● SUPPLIED RECORDS
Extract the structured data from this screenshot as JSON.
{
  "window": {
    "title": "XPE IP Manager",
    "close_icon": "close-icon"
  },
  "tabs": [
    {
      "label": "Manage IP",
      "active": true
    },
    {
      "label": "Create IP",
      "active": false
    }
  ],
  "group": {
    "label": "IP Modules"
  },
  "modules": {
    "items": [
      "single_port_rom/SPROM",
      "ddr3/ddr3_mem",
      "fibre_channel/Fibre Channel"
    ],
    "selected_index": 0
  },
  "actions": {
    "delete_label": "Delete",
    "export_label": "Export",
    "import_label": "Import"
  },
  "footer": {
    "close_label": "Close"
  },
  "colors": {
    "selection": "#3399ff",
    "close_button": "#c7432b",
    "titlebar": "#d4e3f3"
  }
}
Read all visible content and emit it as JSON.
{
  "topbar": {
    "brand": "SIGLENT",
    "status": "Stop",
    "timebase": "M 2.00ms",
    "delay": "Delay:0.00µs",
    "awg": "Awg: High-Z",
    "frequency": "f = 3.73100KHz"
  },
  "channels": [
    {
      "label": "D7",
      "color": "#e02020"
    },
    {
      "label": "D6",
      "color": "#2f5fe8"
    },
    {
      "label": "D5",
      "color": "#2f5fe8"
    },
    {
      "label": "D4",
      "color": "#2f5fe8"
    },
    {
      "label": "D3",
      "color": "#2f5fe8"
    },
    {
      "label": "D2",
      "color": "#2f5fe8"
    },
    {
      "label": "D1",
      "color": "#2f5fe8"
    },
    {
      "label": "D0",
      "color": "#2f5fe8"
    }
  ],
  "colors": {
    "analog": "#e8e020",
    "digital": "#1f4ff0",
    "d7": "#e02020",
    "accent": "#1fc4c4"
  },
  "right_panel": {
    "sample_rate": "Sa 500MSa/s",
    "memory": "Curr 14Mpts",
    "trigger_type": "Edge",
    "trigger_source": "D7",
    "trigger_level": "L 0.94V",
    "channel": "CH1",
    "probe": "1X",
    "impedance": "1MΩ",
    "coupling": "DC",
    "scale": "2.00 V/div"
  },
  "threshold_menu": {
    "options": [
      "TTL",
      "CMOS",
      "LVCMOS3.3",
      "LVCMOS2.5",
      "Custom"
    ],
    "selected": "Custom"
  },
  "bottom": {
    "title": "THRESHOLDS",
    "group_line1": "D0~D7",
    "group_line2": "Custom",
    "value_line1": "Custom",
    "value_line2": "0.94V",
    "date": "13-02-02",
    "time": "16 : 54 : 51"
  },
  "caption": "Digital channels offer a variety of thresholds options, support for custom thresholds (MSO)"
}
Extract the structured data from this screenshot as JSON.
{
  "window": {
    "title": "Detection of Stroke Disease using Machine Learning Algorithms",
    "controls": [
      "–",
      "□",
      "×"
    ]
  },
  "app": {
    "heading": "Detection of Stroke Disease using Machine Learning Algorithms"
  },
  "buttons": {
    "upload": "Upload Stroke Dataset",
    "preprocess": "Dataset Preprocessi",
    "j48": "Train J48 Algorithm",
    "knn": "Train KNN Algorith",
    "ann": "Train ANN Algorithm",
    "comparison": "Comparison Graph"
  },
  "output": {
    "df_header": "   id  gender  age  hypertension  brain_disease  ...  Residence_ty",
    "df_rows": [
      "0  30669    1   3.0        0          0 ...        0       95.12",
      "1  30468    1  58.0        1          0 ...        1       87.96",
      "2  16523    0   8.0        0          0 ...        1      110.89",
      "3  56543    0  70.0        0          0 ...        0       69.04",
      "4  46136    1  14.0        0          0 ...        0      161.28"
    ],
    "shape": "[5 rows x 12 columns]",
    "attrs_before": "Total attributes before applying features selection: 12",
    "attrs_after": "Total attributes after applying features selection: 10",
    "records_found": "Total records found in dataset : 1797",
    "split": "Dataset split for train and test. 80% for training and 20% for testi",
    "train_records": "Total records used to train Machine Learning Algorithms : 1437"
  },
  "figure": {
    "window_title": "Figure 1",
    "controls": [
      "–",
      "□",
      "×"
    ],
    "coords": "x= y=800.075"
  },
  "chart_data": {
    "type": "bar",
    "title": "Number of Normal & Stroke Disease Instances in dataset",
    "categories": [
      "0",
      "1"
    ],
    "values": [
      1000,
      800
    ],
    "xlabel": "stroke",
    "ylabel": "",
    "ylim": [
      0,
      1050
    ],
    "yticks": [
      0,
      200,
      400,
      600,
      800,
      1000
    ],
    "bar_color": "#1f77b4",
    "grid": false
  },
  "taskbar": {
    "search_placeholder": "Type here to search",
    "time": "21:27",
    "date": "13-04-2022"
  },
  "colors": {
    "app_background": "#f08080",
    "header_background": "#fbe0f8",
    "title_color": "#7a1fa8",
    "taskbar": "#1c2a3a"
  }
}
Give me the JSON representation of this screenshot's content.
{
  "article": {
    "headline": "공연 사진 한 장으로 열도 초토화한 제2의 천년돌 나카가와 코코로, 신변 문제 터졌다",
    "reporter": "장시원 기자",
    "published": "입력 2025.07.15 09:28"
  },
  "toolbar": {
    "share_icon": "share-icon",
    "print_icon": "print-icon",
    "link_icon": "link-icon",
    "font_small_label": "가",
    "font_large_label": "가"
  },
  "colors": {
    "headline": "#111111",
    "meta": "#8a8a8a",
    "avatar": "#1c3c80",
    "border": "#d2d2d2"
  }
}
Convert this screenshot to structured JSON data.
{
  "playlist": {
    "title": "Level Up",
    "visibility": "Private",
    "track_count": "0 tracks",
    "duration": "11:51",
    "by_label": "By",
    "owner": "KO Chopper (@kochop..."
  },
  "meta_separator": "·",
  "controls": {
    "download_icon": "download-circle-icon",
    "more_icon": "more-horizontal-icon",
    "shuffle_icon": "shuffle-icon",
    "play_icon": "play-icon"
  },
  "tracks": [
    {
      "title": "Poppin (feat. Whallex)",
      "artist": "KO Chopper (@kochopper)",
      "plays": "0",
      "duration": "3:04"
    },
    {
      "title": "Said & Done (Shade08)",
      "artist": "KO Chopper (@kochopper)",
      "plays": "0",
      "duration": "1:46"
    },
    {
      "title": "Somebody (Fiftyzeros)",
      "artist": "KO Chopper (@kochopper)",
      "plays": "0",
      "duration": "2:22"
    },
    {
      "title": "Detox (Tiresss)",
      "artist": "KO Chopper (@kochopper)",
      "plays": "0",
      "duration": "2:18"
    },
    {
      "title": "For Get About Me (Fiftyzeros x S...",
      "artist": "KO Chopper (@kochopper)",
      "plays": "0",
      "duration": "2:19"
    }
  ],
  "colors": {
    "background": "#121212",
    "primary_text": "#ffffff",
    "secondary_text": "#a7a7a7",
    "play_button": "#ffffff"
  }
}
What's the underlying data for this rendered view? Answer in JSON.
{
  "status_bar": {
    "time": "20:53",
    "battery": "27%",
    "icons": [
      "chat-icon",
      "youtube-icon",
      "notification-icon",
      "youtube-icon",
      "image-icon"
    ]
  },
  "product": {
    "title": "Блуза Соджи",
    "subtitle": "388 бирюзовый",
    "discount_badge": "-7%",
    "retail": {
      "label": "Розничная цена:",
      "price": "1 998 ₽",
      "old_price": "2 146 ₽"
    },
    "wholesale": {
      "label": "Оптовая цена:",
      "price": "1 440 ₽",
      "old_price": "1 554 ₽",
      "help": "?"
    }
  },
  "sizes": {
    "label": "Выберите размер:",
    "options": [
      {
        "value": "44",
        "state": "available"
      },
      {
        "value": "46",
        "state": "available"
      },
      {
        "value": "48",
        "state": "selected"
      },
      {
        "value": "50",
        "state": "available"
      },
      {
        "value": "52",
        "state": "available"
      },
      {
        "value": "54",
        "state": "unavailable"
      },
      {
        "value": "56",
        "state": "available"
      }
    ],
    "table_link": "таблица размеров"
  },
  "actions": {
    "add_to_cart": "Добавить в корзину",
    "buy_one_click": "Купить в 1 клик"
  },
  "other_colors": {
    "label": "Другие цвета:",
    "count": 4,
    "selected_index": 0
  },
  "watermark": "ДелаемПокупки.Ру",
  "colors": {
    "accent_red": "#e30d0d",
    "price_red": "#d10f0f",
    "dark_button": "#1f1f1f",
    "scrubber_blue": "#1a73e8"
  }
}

● DIRECTION
Only the number is wanted: how many lines in the data include the word "Total"?

● CORRECT ANSWER
4